*Aim*:
Here are records with pictures in them. Copy all of them exactly and leave the pictures out.

*Record extracts*:
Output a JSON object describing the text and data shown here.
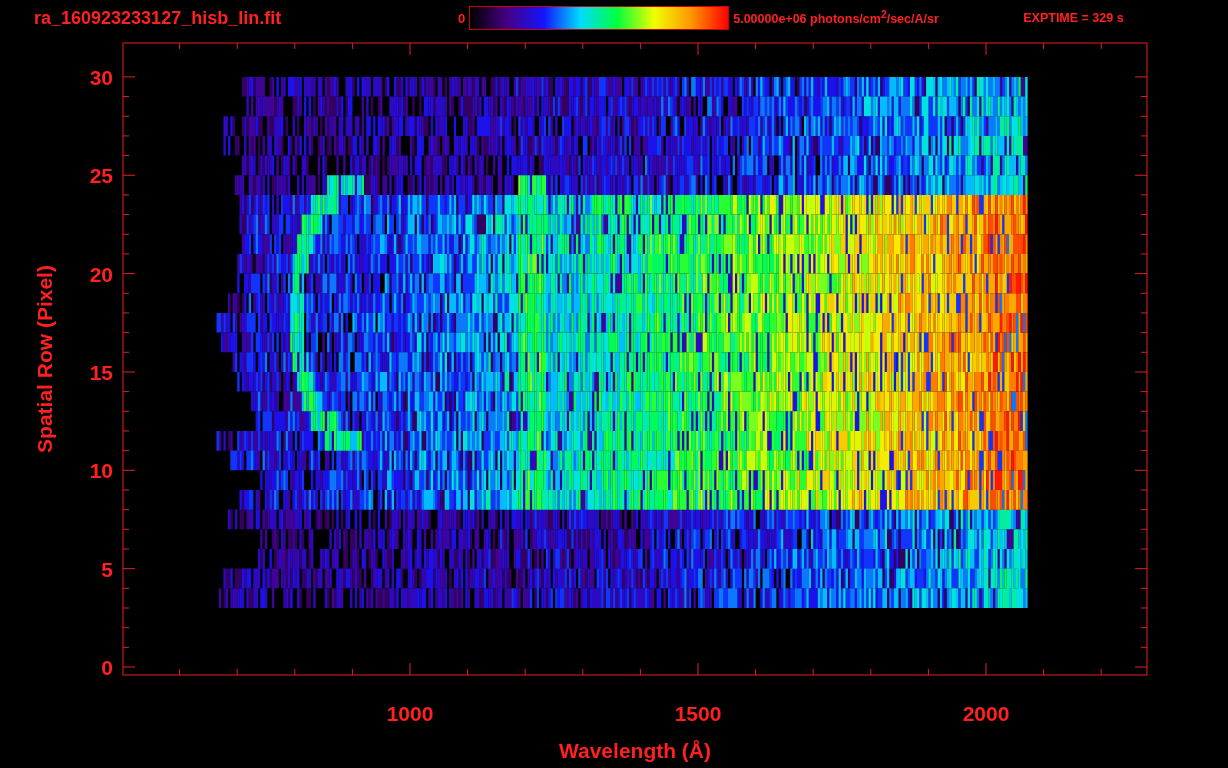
{
  "title": "ra_160923233127_hisb_lin.fit",
  "colorbar": {
    "min_label": "0",
    "max_label": "5.00000e+06 photons/cm$^{2}$/sec/A/sr"
  },
  "exposure": "EXPTIME = 329 s",
  "y_axis": {
    "title": "Spatial Row (Pixel)",
    "ticks": [
      "30",
      "25",
      "20",
      "15",
      "10",
      "5",
      "0"
    ]
  },
  "x_axis": {
    "title": "Wavelength (Å)",
    "ticks": [
      "1000",
      "1500",
      "2000"
    ]
  }
}
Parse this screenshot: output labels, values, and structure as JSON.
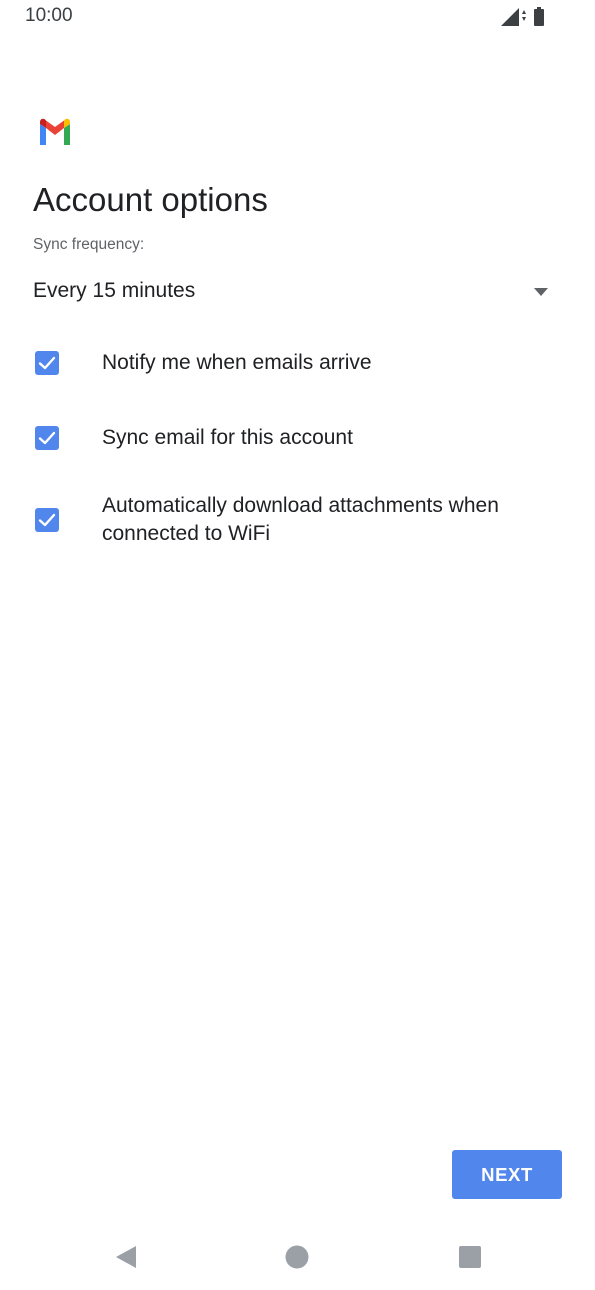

*Output*:
Output a JSON object describing the text and data shown here.
{
  "title": "ra_160923233127_hisb_lin.fit",
  "colorbar": {
    "min_label": "0",
    "max_label": "5.00000e+06 photons/cm$^{2}$/sec/A/sr"
  },
  "exposure": "EXPTIME = 329 s",
  "y_axis": {
    "title": "Spatial Row (Pixel)",
    "ticks": [
      "30",
      "25",
      "20",
      "15",
      "10",
      "5",
      "0"
    ]
  },
  "x_axis": {
    "title": "Wavelength (Å)",
    "ticks": [
      "1000",
      "1500",
      "2000"
    ]
  }
}
Parse this screenshot: output labels, values, and structure as JSON.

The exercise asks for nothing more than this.